▶ _AIM OF THE EXERCISE_:
How many lines of the data hold the word "обеспечения"? State the number and nothing else.

▶ _DATASET CONTENT_:

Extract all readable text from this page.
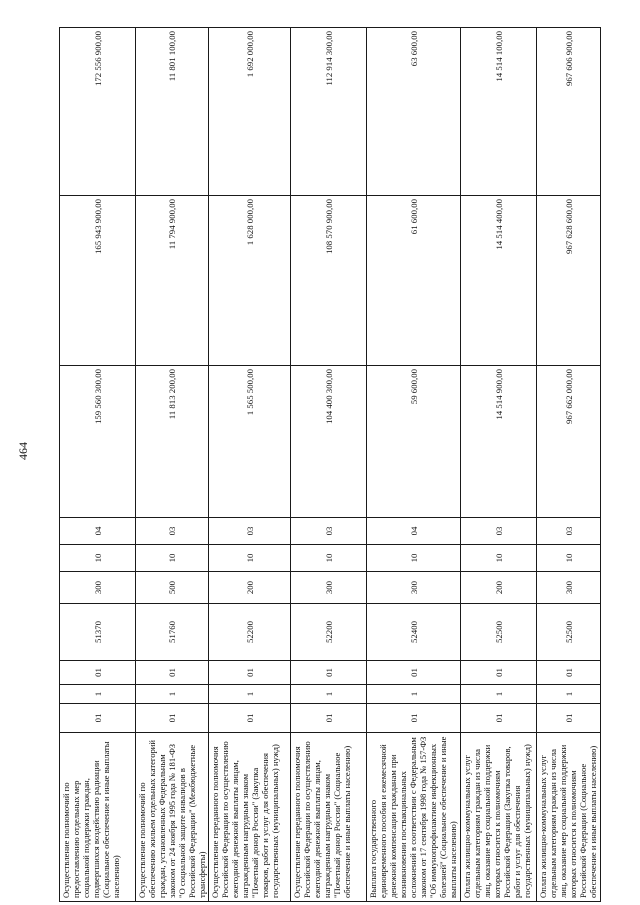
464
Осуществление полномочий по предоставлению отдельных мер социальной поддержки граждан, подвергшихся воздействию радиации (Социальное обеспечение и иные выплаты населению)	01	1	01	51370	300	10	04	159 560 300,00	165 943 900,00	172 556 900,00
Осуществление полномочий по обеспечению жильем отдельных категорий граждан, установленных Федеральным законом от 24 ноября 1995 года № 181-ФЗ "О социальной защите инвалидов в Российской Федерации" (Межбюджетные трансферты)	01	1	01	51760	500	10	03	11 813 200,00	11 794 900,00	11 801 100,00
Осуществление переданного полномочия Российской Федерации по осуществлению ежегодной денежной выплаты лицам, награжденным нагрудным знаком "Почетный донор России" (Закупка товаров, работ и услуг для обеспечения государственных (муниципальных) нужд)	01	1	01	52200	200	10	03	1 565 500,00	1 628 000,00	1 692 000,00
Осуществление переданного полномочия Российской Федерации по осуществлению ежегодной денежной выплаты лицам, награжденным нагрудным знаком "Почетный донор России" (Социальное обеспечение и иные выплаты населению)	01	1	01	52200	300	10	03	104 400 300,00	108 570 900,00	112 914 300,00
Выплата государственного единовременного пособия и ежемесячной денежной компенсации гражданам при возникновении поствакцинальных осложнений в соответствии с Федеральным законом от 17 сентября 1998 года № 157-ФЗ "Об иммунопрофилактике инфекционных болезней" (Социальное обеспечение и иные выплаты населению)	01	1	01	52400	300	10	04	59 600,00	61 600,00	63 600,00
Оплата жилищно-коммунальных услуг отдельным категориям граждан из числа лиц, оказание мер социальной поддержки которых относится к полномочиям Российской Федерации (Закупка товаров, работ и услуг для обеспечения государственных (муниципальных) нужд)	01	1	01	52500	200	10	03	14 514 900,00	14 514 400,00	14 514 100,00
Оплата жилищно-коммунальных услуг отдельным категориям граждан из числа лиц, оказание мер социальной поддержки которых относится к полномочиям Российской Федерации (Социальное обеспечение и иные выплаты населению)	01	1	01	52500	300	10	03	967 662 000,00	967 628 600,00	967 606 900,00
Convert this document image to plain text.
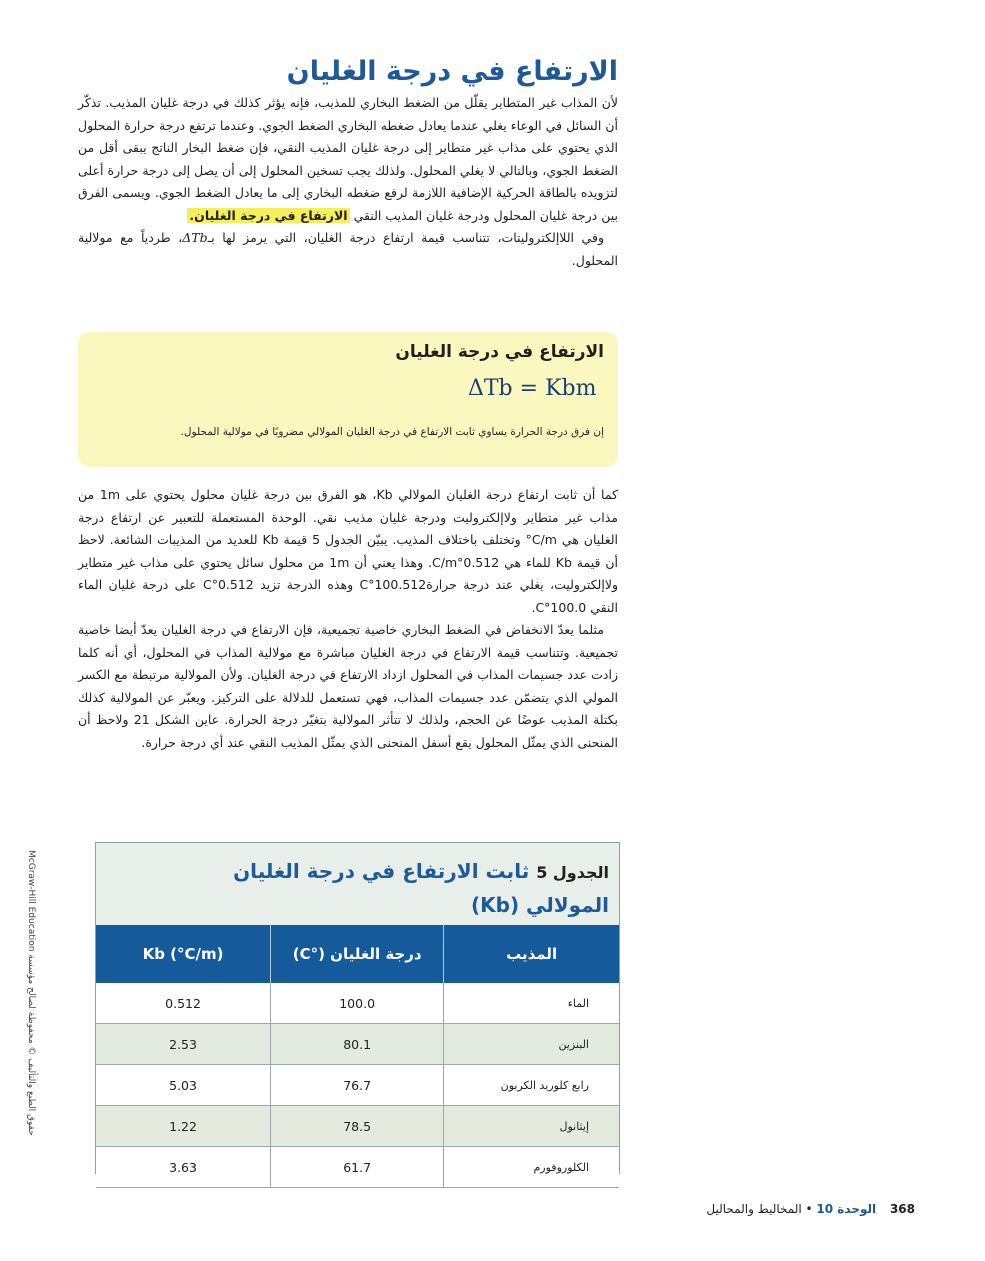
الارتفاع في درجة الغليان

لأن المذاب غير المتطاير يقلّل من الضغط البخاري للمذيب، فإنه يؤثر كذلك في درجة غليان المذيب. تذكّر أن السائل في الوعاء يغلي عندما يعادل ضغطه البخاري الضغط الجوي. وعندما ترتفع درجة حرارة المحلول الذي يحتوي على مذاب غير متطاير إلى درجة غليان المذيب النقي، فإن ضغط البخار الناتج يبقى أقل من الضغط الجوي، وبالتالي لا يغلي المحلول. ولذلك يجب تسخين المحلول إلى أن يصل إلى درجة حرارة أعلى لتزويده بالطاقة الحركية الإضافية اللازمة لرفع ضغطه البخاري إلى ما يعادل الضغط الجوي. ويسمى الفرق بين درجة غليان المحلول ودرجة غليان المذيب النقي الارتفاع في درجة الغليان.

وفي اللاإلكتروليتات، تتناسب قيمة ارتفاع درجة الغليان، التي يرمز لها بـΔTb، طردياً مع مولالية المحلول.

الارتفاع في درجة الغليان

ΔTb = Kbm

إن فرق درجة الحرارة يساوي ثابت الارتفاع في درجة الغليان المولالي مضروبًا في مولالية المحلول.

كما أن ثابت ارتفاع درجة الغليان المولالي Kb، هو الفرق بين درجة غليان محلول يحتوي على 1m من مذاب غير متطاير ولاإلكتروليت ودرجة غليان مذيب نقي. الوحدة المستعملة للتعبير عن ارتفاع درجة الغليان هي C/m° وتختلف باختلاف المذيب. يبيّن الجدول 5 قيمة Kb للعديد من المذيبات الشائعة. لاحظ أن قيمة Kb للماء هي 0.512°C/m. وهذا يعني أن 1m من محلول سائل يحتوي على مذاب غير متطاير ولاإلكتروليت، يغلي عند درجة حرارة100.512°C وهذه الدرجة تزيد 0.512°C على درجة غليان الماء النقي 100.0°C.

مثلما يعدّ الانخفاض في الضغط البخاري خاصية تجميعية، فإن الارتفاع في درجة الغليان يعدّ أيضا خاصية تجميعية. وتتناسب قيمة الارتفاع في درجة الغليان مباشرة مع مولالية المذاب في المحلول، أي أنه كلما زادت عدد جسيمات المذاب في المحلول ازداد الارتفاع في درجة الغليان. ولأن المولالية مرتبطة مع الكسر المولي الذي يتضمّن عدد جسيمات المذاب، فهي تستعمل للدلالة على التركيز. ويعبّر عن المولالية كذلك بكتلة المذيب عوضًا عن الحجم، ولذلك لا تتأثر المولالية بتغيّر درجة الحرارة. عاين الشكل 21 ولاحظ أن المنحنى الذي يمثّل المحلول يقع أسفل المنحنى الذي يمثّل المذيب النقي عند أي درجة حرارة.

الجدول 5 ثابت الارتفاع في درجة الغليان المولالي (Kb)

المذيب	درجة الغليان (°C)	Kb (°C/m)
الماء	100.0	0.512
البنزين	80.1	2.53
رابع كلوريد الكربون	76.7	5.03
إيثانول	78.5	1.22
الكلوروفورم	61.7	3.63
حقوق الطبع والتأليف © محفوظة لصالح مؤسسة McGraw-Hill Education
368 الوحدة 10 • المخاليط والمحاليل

▶ _THE OUTPUT_:
2